▶ [WHAT YOU SHOULD DO]:
Return all the data, word for word.

▶ [PROVIDED INFORMATION]:
— BEGIN —

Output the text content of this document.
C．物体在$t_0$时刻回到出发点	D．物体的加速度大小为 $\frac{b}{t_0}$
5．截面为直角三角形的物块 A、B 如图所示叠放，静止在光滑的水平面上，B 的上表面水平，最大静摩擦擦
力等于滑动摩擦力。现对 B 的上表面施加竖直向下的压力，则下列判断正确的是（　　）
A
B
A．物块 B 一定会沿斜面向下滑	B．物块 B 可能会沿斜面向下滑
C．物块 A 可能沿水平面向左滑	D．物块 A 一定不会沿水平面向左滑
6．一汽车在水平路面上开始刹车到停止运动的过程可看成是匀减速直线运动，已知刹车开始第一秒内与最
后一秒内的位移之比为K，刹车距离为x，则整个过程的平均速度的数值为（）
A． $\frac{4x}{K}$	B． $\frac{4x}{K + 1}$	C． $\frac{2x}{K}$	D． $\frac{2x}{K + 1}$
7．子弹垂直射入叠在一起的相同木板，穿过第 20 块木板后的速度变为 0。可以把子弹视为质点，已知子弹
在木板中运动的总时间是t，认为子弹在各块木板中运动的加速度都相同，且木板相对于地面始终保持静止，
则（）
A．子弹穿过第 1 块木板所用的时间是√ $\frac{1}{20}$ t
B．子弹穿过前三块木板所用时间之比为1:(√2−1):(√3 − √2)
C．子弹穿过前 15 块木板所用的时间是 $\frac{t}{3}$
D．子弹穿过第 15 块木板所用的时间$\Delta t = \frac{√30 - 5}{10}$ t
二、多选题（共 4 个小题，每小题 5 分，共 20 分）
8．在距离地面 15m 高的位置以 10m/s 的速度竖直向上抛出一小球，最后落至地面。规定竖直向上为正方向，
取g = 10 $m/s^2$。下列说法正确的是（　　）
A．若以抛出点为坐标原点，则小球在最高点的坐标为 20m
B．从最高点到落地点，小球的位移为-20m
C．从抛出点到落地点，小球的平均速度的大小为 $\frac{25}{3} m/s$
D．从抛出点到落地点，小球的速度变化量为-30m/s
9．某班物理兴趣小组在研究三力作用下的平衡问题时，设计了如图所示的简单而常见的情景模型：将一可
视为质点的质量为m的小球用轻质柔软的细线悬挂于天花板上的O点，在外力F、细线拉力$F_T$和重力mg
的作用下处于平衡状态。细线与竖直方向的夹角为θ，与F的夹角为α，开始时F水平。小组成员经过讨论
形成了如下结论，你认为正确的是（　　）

— END —

▶ [THE RESPONSE]:
Output the text content of this document.
C．物体在$t_0$时刻回到出发点	D．物体的加速度大小为 $\frac{b}{t_0}$
5．截面为直角三角形的物块 A、B 如图所示叠放，静止在光滑的水平面上，B 的上表面水平，最大静摩擦擦
力等于滑动摩擦力。现对 B 的上表面施加竖直向下的压力，则下列判断正确的是（　　）
A
B
A．物块 B 一定会沿斜面向下滑	B．物块 B 可能会沿斜面向下滑
C．物块 A 可能沿水平面向左滑	D．物块 A 一定不会沿水平面向左滑
6．一汽车在水平路面上开始刹车到停止运动的过程可看成是匀减速直线运动，已知刹车开始第一秒内与最
后一秒内的位移之比为K，刹车距离为x，则整个过程的平均速度的数值为（）
A． $\frac{4x}{K}$	B． $\frac{4x}{K + 1}$	C． $\frac{2x}{K}$	D． $\frac{2x}{K + 1}$
7．子弹垂直射入叠在一起的相同木板，穿过第 20 块木板后的速度变为 0。可以把子弹视为质点，已知子弹
在木板中运动的总时间是t，认为子弹在各块木板中运动的加速度都相同，且木板相对于地面始终保持静止，
则（）
A．子弹穿过第 1 块木板所用的时间是√ $\frac{1}{20}$ t
B．子弹穿过前三块木板所用时间之比为1:(√2−1):(√3 − √2)
C．子弹穿过前 15 块木板所用的时间是 $\frac{t}{3}$
D．子弹穿过第 15 块木板所用的时间$\Delta t = \frac{√30 - 5}{10}$ t
二、多选题（共 4 个小题，每小题 5 分，共 20 分）
8．在距离地面 15m 高的位置以 10m/s 的速度竖直向上抛出一小球，最后落至地面。规定竖直向上为正方向，
取g = 10 $m/s^2$。下列说法正确的是（　　）
A．若以抛出点为坐标原点，则小球在最高点的坐标为 20m
B．从最高点到落地点，小球的位移为-20m
C．从抛出点到落地点，小球的平均速度的大小为 $\frac{25}{3} m/s$
D．从抛出点到落地点，小球的速度变化量为-30m/s
9．某班物理兴趣小组在研究三力作用下的平衡问题时，设计了如图所示的简单而常见的情景模型：将一可
视为质点的质量为m的小球用轻质柔软的细线悬挂于天花板上的O点，在外力F、细线拉力$F_T$和重力mg
的作用下处于平衡状态。细线与竖直方向的夹角为θ，与F的夹角为α，开始时F水平。小组成员经过讨论
形成了如下结论，你认为正确的是（　　）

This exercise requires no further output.